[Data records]

◇ ◇ ◇ ◇ ◇ ◇ ◇

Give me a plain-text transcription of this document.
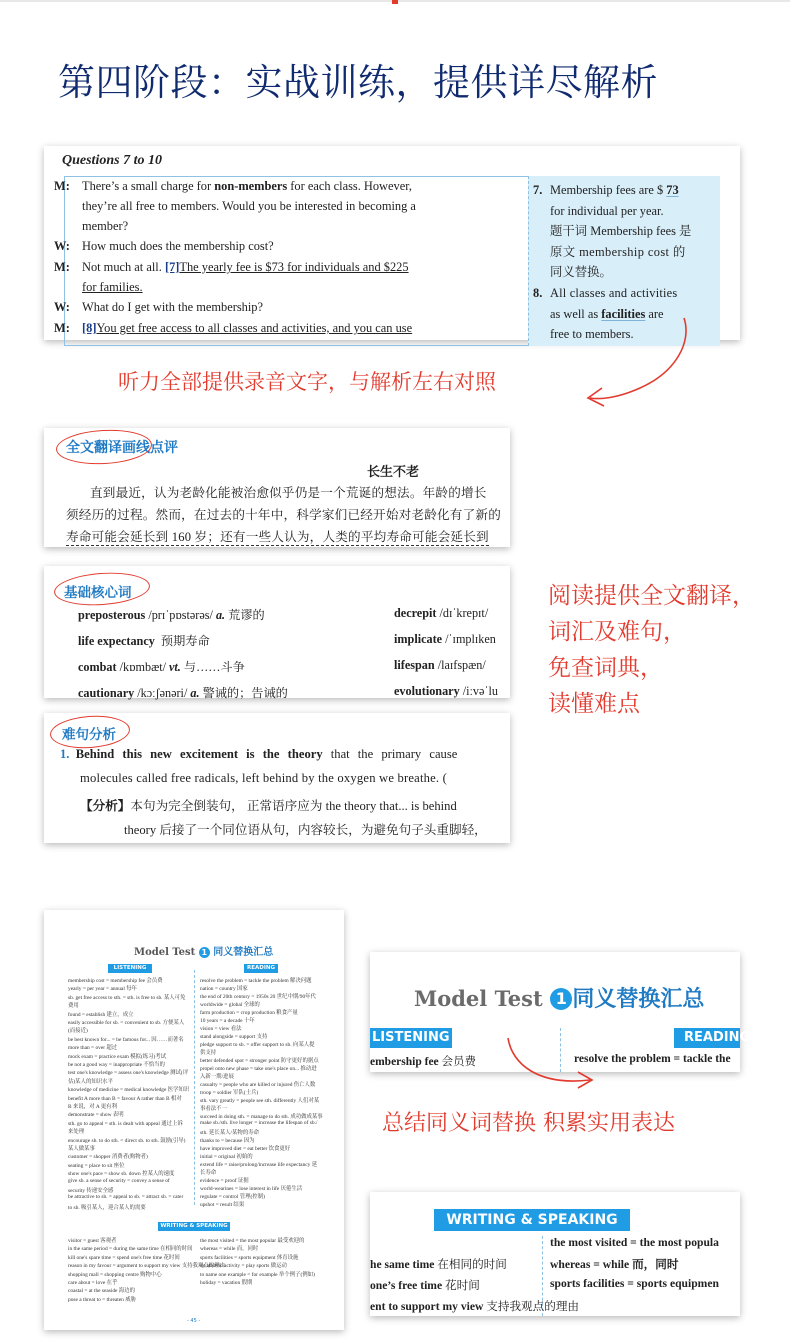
第四阶段：实战训练，提供详尽解析
Questions 7 to 10
M: There’s a small charge for non-members for each class. However,
they’re all free to members. Would you be interested in becoming a
member?
W: How much does the membership cost?
M: Not much at all. [7]The yearly fee is $73 for individuals and $225
for families.
W: What do I get with the membership?
M: [8]You get free access to all classes and activities, and you can use
7. Membership fees are $ 73
for individual per year.
题干词 Membership fees 是
原文 membership cost 的
同义替换。
8. All classes and activities
as well as facilities are
free to members.
听力全部提供录音文字，与解析左右对照
全文翻译画线点评
长生不老
直到最近，认为老龄化能被治愈似乎仍是一个荒诞的想法。年龄的增长
须经历的过程。然而，在过去的十年中，科学家们已经开始对老龄化有了新的
寿命可能会延长到 160 岁；还有一些人认为，人类的平均寿命可能会延长到
基础核心词
preposterous /prɪˈpɒstərəs/ a. 荒谬的
life expectancy 预期寿命
combat /kɒmbæt/ vt. 与……斗争
cautionary /kɔːʃənəri/ a. 警诫的；告诫的
decrepit /dɪˈkrepɪt/
implicate /ˈɪmplɪken
lifespan /laɪfspæn/
evolutionary /iːvəˈlu
难句分析
1. Behind this new excitement is the theory that the primary cause
molecules called free radicals, left behind by the oxygen we breathe. (
【分析】本句为完全倒装句， 正常语序应为 the theory that... is behind
theory 后接了一个同位语从句，内容较长，为避免句子头重脚轻，
阅读提供全文翻译，
词汇及难句，
免查词典，
读懂难点
Model Test 1 同义替换汇总
LISTENING	READING
membership cost = membership fee 会员费
yearly = per year = annual 每年
sb. get free access to sth. = sth. is free to sb. 某人可免
费用
found = establish 建立，成立
easily accessible for sb. = convenient to sb. 方便某人
(而接近)
be best known for... = be famous for... 因……而著名
more than = over 超过
mock exam = practice exam 模拟(练习)考试
be not a good way = inappropriate 不恰当的
test one's knowledge = assess one's knowledge 测试(评
估)某人的知识水平
knowledge of medicine = medical knowledge 医学知识
benefit A more than B = favour A rather than B 相对
B 来说，对 A 更有利
demonstrate = show 表明
sth. go to appeal = sth. is dealt with appeal 通过上诉
来处理
encourage sb. to do sth. = direct sb. to sth. 鼓励(引导)
某人做某事
customer = shopper 消费者(购物者)
seating = place to sit 座位
show one's pace = show sb. down 控某人的速度
give sb. a sense of security = convey a sense of
security 传递安全感
be attractive to sb. = appeal to sb. = attract sb. = cater
to sb. 吸引某人，迎合某人的需要
resolve the problem = tackle the problem 解决问题
nation = country 国家
the end of 20th century = 1950s 20 世纪中期/90年代
worldwide = global 全球的
farm production = crop production 粮食产量
10 years = a decade 十年
vision = view 看法
stand alongside = support 支持
pledge support to sb. = offer support to sb. 向某人提
供支持
better defended spot = stronger point 防守更好的据点
propel onto new phase = take one's place on... 推动进
入新一期/进展
casualty = people who are killed or injured 伤亡人数
troop = soldier 军队(士兵)
sth. vary greatly = people see sth. differently 人们对某
事看法不一
succeed in doing sth. = manage to do sth. 成功做成某事
make sb./sth. live longer = increase the lifespan of sb./
sth. 延长某人/某物的寿命
thanks to = because 因为
have improved diet = eat better 饮食更好
initial = original 初始的
extend life = raise/prolong/increase life expectancy 延
长寿命
evidence = proof 证据
world-wearines = lose interest in life 厌倦生活
regulate = control 管理(控制)
upshot = result 结果
WRITING & SPEAKING
visitor = guest 客观者
in the same period = during the same time 在相同的时间
kill one's spare time = spend one's free time 花时间
reason in my favour = argument to support my view 支持我观点的理由
shopping mall = shopping centre 购物中心
care about = love 在乎
coastal = at the seaside 海边的
pose a threat to = threaten 威胁
the most visited = the most popular 最受欢迎的
whereas = while 而，同时
sports facilities = sports equipment 体育设施
do athletic activity = play sports 做运动
to name one example = for example 举个例子(例如)
holiday = vacation 假期
- 45 -
Model Test 1 同义替换汇总
LISTENING	READING
embership fee 会员费	resolve the problem = tackle the
总结同义词替换 积累实用表达
WRITING & SPEAKING
the most visited = the most popula
he same time 在相同的时间	whereas = while 而，同时
one’s free time 花时间	sports facilities = sports equipmen
ent to support my view 支持我观点的理由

◇ ◇ ◇ ◇ ◇ ◇ ◇

## Task prompt
Images do not belong in the copy; reproduce all other parts of the records above verbatim.

## Solution for this problem
Give me a plain-text transcription of this document.
第四阶段：实战训练，提供详尽解析
Questions 7 to 10
M: There’s a small charge for non-members for each class. However,
they’re all free to members. Would you be interested in becoming a
member?
W: How much does the membership cost?
M: Not much at all. [7]The yearly fee is $73 for individuals and $225
for families.
W: What do I get with the membership?
M: [8]You get free access to all classes and activities, and you can use
7. Membership fees are $ 73
for individual per year.
题干词 Membership fees 是
原文 membership cost 的
同义替换。
8. All classes and activities
as well as facilities are
free to members.
听力全部提供录音文字，与解析左右对照
全文翻译画线点评
长生不老
直到最近，认为老龄化能被治愈似乎仍是一个荒诞的想法。年龄的增长
须经历的过程。然而，在过去的十年中，科学家们已经开始对老龄化有了新的
寿命可能会延长到 160 岁；还有一些人认为，人类的平均寿命可能会延长到
基础核心词
preposterous /prɪˈpɒstərəs/ a. 荒谬的
life expectancy 预期寿命
combat /kɒmbæt/ vt. 与……斗争
cautionary /kɔːʃənəri/ a. 警诫的；告诫的
decrepit /dɪˈkrepɪt/
implicate /ˈɪmplɪken
lifespan /laɪfspæn/
evolutionary /iːvəˈlu
难句分析
1. Behind this new excitement is the theory that the primary cause
molecules called free radicals, left behind by the oxygen we breathe. (
【分析】本句为完全倒装句， 正常语序应为 the theory that... is behind
theory 后接了一个同位语从句，内容较长，为避免句子头重脚轻，
阅读提供全文翻译，
词汇及难句，
免查词典，
读懂难点
Model Test 1 同义替换汇总
LISTENING	READING
membership cost = membership fee 会员费
yearly = per year = annual 每年
sb. get free access to sth. = sth. is free to sb. 某人可免
费用
found = establish 建立，成立
easily accessible for sb. = convenient to sb. 方便某人
(而接近)
be best known for... = be famous for... 因……而著名
more than = over 超过
mock exam = practice exam 模拟(练习)考试
be not a good way = inappropriate 不恰当的
test one's knowledge = assess one's knowledge 测试(评
估)某人的知识水平
knowledge of medicine = medical knowledge 医学知识
benefit A more than B = favour A rather than B 相对
B 来说，对 A 更有利
demonstrate = show 表明
sth. go to appeal = sth. is dealt with appeal 通过上诉
来处理
encourage sb. to do sth. = direct sb. to sth. 鼓励(引导)
某人做某事
customer = shopper 消费者(购物者)
seating = place to sit 座位
show one's pace = show sb. down 控某人的速度
give sb. a sense of security = convey a sense of
security 传递安全感
be attractive to sb. = appeal to sb. = attract sb. = cater
to sb. 吸引某人，迎合某人的需要
resolve the problem = tackle the problem 解决问题
nation = country 国家
the end of 20th century = 1950s 20 世纪中期/90年代
worldwide = global 全球的
farm production = crop production 粮食产量
10 years = a decade 十年
vision = view 看法
stand alongside = support 支持
pledge support to sb. = offer support to sb. 向某人提
供支持
better defended spot = stronger point 防守更好的据点
propel onto new phase = take one's place on... 推动进
入新一期/进展
casualty = people who are killed or injured 伤亡人数
troop = soldier 军队(士兵)
sth. vary greatly = people see sth. differently 人们对某
事看法不一
succeed in doing sth. = manage to do sth. 成功做成某事
make sb./sth. live longer = increase the lifespan of sb./
sth. 延长某人/某物的寿命
thanks to = because 因为
have improved diet = eat better 饮食更好
initial = original 初始的
extend life = raise/prolong/increase life expectancy 延
长寿命
evidence = proof 证据
world-wearines = lose interest in life 厌倦生活
regulate = control 管理(控制)
upshot = result 结果
WRITING & SPEAKING
visitor = guest 客观者
in the same period = during the same time 在相同的时间
kill one's spare time = spend one's free time 花时间
reason in my favour = argument to support my view 支持我观点的理由
shopping mall = shopping centre 购物中心
care about = love 在乎
coastal = at the seaside 海边的
pose a threat to = threaten 威胁
the most visited = the most popular 最受欢迎的
whereas = while 而，同时
sports facilities = sports equipment 体育设施
do athletic activity = play sports 做运动
to name one example = for example 举个例子(例如)
holiday = vacation 假期
- 45 -
Model Test 1 同义替换汇总
LISTENING	READING
embership fee 会员费	resolve the problem = tackle the
总结同义词替换 积累实用表达
WRITING & SPEAKING
the most visited = the most popula
he same time 在相同的时间	whereas = while 而，同时
one’s free time 花时间	sports facilities = sports equipmen
ent to support my view 支持我观点的理由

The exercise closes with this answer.